_SHORT TASK_. Check every line below for the word "title" and give only the number of lines where it appears.

_MATERIAL_.
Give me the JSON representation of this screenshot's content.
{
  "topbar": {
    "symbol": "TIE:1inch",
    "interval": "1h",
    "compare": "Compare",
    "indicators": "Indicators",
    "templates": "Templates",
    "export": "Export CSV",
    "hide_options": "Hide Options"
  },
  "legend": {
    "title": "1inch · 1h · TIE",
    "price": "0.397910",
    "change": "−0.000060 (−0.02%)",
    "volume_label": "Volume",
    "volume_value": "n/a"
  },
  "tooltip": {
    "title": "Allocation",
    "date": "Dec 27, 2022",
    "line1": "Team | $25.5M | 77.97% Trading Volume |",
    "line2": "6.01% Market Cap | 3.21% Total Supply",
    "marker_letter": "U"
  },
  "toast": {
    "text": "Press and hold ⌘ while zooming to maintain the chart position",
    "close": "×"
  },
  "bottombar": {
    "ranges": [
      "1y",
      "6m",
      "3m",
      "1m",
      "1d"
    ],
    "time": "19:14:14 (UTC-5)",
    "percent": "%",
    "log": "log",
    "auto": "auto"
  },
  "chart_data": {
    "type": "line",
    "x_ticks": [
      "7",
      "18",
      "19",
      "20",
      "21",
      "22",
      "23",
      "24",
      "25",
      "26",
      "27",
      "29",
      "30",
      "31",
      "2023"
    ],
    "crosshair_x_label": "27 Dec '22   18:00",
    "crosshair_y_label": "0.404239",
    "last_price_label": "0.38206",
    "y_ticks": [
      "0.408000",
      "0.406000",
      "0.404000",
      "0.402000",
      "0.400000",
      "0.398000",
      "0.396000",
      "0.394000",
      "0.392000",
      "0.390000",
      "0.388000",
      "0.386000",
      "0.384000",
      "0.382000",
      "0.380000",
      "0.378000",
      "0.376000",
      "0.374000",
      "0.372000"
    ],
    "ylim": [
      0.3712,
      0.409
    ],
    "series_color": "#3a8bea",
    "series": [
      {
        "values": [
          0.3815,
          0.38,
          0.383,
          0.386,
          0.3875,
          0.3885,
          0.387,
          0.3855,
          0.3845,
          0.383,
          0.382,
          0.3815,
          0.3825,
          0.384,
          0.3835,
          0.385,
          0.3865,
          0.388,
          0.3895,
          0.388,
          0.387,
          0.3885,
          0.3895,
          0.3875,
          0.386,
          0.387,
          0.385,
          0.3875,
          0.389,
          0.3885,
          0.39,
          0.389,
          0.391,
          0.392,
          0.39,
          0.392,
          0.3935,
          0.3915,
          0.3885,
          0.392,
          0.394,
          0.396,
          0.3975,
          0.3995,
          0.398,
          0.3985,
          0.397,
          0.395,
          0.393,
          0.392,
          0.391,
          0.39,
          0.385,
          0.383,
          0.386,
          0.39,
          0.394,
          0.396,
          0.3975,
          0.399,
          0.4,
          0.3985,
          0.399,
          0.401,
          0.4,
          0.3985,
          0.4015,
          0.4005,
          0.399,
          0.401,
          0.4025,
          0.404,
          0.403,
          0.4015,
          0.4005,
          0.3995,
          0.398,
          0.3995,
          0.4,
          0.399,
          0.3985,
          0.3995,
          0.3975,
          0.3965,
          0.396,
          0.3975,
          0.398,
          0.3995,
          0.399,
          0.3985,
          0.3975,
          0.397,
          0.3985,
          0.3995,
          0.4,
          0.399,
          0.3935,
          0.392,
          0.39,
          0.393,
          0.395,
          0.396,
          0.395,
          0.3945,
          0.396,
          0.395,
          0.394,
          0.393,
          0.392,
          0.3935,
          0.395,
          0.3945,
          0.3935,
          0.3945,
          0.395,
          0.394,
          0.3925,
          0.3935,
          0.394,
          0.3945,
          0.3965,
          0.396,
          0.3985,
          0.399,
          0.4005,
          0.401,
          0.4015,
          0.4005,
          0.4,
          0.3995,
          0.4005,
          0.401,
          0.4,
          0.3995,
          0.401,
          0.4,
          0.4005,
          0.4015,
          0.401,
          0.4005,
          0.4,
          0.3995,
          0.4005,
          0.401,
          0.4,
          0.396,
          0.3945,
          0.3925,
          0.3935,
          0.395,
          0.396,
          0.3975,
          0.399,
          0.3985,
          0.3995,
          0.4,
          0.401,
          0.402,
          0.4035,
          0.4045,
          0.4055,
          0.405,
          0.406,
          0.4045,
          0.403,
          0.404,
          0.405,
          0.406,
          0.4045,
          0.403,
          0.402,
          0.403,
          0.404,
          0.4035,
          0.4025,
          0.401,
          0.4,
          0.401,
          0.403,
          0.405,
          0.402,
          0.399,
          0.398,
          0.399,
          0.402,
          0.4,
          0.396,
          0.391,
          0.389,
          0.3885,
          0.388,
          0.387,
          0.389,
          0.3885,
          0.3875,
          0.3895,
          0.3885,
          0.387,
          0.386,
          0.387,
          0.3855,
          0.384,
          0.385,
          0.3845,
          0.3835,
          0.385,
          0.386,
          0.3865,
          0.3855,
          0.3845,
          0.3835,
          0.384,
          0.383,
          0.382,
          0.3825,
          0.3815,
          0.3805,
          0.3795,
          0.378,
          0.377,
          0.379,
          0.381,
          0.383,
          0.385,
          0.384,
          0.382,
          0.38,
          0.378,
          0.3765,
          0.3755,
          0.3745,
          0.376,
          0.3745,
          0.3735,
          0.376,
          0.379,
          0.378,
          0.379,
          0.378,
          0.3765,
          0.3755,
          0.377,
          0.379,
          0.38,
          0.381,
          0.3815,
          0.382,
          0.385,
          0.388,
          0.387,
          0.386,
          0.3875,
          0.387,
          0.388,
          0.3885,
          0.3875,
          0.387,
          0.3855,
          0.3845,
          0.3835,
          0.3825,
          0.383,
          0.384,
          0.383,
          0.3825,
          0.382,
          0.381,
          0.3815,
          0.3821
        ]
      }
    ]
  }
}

_FINISHED EXERCISE_. 2